▸ **YOUR INSTRUCTIONS**
Find the string "RAID機能付き" and gather every line that holds it.

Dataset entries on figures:
-- Start --
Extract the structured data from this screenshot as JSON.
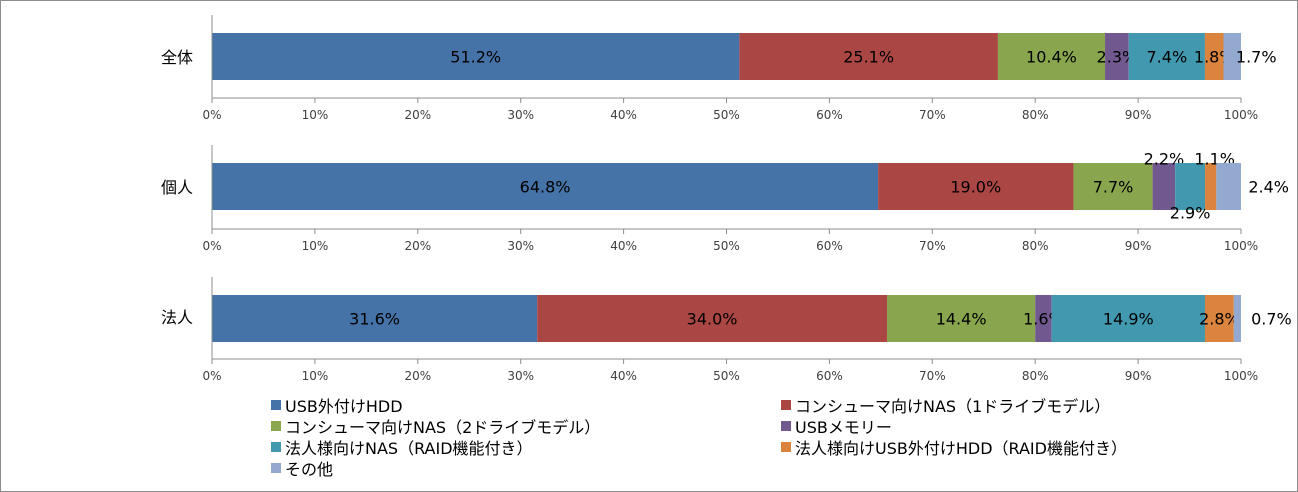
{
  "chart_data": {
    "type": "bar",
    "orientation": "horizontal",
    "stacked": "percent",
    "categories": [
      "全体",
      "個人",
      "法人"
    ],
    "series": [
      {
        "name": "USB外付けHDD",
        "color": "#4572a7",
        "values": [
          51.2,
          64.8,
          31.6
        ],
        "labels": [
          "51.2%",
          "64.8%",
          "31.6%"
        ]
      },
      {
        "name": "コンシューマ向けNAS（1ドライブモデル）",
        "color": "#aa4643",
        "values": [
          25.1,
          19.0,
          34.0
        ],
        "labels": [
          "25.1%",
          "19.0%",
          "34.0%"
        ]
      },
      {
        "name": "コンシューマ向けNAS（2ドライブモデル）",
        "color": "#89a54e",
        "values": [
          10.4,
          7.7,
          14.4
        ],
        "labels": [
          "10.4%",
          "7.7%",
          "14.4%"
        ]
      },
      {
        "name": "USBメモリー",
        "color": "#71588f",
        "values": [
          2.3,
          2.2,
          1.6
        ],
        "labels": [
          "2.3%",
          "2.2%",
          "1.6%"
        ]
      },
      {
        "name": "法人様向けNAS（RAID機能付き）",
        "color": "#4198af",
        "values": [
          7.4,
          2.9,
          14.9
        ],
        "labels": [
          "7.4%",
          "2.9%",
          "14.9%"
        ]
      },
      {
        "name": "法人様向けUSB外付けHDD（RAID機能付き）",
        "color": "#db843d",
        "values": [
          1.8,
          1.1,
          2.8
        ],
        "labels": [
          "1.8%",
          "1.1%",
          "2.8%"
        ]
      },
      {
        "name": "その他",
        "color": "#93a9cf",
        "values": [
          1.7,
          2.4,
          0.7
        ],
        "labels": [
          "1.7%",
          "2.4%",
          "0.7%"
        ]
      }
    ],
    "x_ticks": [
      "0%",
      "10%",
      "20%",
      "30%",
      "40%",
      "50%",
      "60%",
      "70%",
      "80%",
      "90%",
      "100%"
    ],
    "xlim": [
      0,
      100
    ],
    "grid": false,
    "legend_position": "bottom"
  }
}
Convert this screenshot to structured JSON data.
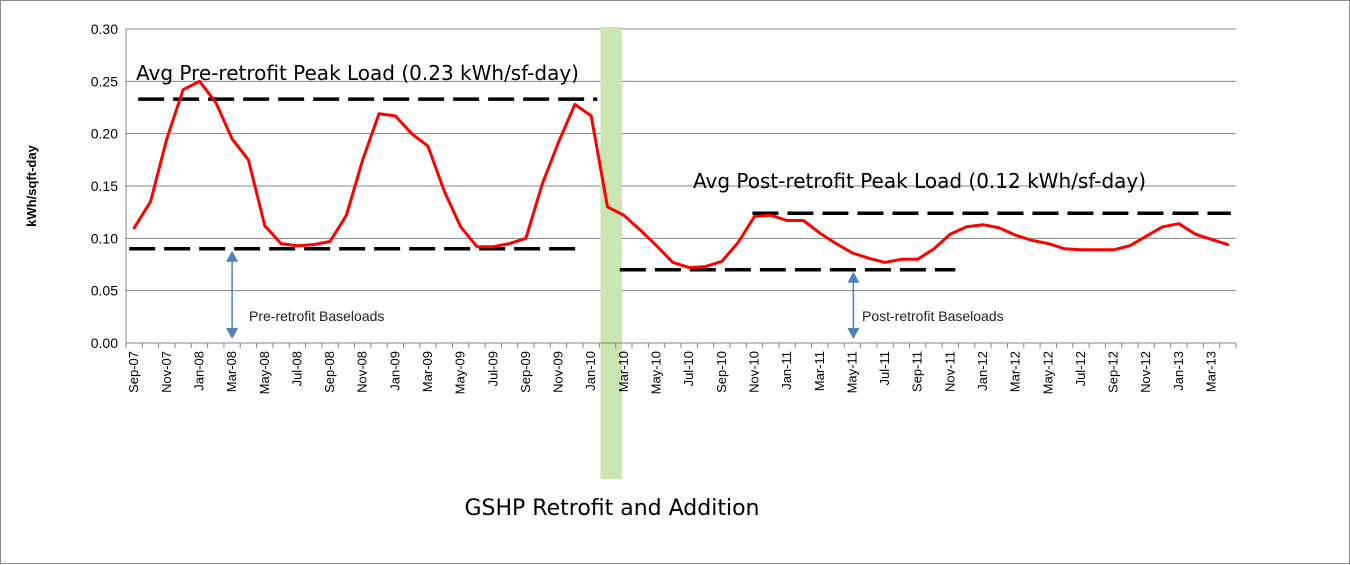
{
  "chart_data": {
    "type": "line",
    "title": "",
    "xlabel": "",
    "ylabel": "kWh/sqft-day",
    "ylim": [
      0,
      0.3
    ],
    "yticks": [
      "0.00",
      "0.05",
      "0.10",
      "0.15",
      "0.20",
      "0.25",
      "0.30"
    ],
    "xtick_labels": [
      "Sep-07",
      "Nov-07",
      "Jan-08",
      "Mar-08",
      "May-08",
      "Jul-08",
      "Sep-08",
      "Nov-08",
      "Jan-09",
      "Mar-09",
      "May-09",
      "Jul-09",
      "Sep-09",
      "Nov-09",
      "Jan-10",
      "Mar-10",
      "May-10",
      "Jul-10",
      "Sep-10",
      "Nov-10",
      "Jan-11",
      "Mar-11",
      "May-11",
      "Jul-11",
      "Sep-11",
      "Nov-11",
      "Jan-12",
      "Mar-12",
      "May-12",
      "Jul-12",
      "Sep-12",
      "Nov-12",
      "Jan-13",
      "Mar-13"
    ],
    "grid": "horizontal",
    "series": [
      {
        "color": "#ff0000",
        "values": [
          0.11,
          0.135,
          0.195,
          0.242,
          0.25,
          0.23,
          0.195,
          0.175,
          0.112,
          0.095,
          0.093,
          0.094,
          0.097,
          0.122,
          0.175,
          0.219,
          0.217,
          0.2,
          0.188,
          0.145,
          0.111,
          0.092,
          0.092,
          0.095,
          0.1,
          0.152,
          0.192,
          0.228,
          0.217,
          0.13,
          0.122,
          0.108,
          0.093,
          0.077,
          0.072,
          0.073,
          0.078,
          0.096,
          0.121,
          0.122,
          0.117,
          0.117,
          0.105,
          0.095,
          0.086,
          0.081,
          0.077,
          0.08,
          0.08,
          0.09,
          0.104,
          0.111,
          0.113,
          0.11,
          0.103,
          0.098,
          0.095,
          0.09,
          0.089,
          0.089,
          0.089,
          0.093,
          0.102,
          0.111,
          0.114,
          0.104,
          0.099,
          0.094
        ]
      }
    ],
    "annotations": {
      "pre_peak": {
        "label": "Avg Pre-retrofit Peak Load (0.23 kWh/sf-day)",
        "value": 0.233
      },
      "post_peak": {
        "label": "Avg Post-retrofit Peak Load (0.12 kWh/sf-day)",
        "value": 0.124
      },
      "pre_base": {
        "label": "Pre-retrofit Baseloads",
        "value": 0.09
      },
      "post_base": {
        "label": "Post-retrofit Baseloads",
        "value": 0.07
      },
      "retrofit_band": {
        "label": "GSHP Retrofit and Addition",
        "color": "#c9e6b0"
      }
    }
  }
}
-- End --
-- Start --
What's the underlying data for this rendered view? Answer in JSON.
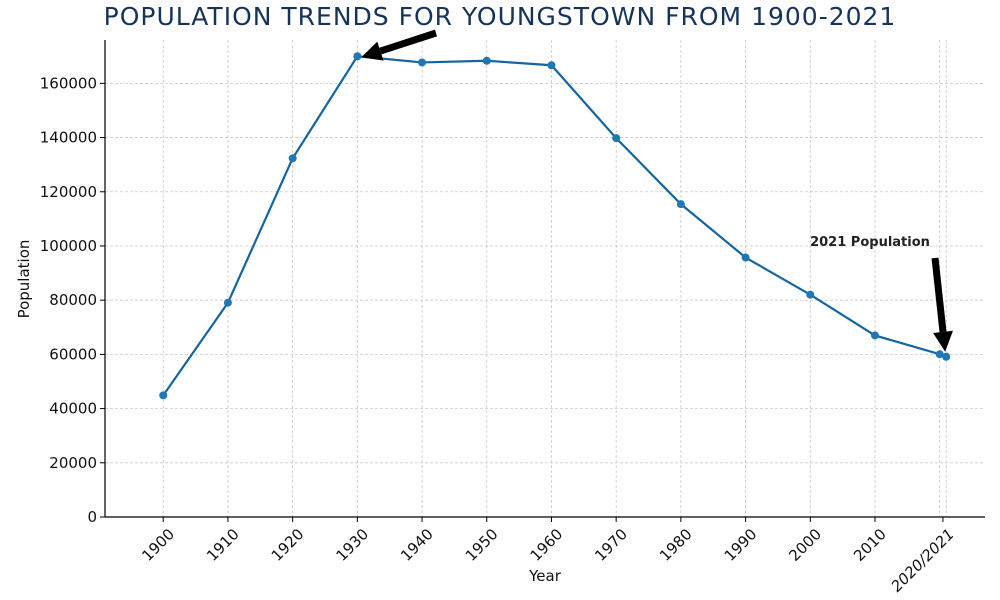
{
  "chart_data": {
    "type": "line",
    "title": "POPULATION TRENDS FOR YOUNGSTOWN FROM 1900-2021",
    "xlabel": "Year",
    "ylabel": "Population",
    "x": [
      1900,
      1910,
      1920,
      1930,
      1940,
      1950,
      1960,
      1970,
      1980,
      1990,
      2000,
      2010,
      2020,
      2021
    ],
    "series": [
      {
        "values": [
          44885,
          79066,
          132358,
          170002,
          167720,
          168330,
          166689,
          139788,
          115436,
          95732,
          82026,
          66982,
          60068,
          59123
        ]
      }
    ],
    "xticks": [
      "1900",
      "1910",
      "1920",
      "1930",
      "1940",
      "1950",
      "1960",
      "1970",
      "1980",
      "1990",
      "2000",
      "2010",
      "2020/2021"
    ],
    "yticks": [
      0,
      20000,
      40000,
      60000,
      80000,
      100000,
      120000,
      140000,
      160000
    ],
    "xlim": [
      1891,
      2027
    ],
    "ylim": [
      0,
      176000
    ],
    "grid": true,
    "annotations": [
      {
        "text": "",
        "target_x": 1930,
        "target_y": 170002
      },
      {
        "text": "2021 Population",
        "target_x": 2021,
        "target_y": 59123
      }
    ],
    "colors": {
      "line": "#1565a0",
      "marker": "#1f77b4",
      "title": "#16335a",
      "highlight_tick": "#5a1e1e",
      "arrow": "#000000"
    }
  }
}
-- End --
▸ **THE OUTPUT**
        "name": "法人様向けNAS（RAID機能付き）",
        "name": "法人様向けUSB外付けHDD（RAID機能付き）",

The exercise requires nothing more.